TASK TO COMPLETE:
Repeat word for word the line with "Type out the text in this image." and every line after it until the records below run out.

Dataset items

>> start

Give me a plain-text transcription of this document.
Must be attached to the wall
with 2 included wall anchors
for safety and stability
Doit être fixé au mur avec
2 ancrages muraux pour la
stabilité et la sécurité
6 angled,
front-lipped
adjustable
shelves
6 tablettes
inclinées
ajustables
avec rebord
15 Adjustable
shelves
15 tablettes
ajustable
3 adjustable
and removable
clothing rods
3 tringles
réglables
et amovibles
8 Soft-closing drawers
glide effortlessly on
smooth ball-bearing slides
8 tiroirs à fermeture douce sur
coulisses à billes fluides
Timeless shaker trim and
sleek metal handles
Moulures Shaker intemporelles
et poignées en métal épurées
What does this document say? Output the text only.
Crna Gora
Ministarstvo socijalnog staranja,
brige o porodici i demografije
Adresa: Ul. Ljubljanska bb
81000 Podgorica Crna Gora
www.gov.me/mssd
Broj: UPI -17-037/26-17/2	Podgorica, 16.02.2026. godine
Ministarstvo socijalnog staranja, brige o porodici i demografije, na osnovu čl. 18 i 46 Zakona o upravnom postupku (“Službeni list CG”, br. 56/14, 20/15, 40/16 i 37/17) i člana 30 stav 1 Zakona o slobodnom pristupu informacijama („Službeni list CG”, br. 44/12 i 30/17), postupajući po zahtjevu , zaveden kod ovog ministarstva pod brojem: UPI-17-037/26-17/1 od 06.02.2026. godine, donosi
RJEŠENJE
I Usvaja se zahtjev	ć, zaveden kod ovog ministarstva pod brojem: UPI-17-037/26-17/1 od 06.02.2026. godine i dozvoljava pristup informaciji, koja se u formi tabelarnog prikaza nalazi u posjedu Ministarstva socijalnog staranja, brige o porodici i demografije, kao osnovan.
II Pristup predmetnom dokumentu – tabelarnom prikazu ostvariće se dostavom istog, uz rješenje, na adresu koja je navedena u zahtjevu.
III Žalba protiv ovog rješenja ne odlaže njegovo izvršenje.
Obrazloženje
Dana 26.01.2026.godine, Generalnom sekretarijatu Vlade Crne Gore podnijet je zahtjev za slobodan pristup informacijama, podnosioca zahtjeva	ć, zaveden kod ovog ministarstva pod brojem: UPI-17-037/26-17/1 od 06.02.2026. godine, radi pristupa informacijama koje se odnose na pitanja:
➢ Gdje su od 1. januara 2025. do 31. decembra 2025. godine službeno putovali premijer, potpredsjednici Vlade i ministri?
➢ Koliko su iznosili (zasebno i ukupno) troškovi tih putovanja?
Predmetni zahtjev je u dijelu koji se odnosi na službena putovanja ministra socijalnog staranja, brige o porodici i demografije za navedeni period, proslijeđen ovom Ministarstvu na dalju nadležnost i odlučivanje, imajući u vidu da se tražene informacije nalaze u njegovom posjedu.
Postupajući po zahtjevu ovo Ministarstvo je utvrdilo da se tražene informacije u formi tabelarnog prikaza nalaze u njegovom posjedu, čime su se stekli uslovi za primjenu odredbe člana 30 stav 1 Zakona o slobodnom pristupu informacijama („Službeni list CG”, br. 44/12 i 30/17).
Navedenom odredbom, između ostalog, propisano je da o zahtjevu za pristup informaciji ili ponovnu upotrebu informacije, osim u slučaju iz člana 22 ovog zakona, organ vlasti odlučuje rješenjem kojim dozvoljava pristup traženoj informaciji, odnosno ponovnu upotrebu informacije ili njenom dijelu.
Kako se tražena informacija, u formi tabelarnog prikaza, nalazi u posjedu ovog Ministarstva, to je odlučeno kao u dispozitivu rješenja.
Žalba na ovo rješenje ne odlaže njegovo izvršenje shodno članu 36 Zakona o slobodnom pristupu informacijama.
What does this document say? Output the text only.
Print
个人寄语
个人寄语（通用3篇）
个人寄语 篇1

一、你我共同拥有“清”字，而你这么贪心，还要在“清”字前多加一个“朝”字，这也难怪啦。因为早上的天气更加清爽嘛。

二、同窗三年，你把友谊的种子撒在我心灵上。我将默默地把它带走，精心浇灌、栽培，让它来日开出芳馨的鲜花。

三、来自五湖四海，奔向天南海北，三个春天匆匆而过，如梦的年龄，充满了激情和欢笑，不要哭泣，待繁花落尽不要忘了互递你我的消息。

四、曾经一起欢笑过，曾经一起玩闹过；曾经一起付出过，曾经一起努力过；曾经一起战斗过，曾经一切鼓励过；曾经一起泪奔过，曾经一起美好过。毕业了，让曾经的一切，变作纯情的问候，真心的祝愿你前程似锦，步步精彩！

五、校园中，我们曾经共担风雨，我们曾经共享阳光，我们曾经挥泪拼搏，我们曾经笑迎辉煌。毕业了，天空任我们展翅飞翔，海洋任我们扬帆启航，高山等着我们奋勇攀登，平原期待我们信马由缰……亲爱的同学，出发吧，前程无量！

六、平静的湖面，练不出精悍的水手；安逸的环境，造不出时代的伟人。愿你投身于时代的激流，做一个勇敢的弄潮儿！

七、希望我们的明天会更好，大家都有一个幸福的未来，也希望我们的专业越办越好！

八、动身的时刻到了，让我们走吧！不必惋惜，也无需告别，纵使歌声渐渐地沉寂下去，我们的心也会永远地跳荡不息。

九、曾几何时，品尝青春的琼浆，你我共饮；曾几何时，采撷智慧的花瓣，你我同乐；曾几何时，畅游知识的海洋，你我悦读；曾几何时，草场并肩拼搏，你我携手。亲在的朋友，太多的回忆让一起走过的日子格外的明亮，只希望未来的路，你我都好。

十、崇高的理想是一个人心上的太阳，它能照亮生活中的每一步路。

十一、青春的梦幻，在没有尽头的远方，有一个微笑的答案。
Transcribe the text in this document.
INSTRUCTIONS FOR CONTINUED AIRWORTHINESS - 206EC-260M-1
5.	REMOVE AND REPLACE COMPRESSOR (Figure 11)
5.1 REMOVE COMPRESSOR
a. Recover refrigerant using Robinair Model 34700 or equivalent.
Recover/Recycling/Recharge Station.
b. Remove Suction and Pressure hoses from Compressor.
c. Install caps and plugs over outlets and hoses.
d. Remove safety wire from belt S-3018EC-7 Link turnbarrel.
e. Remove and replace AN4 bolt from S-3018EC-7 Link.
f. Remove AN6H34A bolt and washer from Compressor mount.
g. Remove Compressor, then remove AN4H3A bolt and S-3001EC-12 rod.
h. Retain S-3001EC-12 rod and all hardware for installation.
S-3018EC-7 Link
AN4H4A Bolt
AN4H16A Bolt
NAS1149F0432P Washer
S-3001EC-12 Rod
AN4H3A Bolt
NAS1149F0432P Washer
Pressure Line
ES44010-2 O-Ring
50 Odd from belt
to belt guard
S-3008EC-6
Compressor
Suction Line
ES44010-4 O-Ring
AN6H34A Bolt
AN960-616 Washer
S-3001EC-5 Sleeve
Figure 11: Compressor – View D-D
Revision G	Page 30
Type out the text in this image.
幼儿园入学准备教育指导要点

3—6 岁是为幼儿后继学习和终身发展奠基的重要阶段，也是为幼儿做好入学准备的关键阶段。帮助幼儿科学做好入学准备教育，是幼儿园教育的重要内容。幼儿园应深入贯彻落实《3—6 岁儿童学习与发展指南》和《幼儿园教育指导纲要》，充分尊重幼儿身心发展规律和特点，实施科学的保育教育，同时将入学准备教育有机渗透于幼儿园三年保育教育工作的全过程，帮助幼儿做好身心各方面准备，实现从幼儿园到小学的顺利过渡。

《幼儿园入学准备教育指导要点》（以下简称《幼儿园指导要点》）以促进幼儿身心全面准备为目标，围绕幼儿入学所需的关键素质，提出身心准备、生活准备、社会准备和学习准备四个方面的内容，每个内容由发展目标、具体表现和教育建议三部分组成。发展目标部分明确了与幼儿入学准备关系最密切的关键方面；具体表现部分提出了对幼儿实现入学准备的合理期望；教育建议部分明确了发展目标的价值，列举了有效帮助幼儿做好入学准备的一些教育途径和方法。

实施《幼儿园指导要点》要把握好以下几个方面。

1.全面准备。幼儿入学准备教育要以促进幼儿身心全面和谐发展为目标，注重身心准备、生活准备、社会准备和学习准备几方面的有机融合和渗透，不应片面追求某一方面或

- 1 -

>> end

TASK RESPONSE:
Type out the text in this image.
幼儿园入学准备教育指导要点

3—6 岁是为幼儿后继学习和终身发展奠基的重要阶段，也是为幼儿做好入学准备的关键阶段。帮助幼儿科学做好入学准备教育，是幼儿园教育的重要内容。幼儿园应深入贯彻落实《3—6 岁儿童学习与发展指南》和《幼儿园教育指导纲要》，充分尊重幼儿身心发展规律和特点，实施科学的保育教育，同时将入学准备教育有机渗透于幼儿园三年保育教育工作的全过程，帮助幼儿做好身心各方面准备，实现从幼儿园到小学的顺利过渡。

《幼儿园入学准备教育指导要点》（以下简称《幼儿园指导要点》）以促进幼儿身心全面准备为目标，围绕幼儿入学所需的关键素质，提出身心准备、生活准备、社会准备和学习准备四个方面的内容，每个内容由发展目标、具体表现和教育建议三部分组成。发展目标部分明确了与幼儿入学准备关系最密切的关键方面；具体表现部分提出了对幼儿实现入学准备的合理期望；教育建议部分明确了发展目标的价值，列举了有效帮助幼儿做好入学准备的一些教育途径和方法。

实施《幼儿园指导要点》要把握好以下几个方面。

1.全面准备。幼儿入学准备教育要以促进幼儿身心全面和谐发展为目标，注重身心准备、生活准备、社会准备和学习准备几方面的有机融合和渗透，不应片面追求某一方面或

- 1 -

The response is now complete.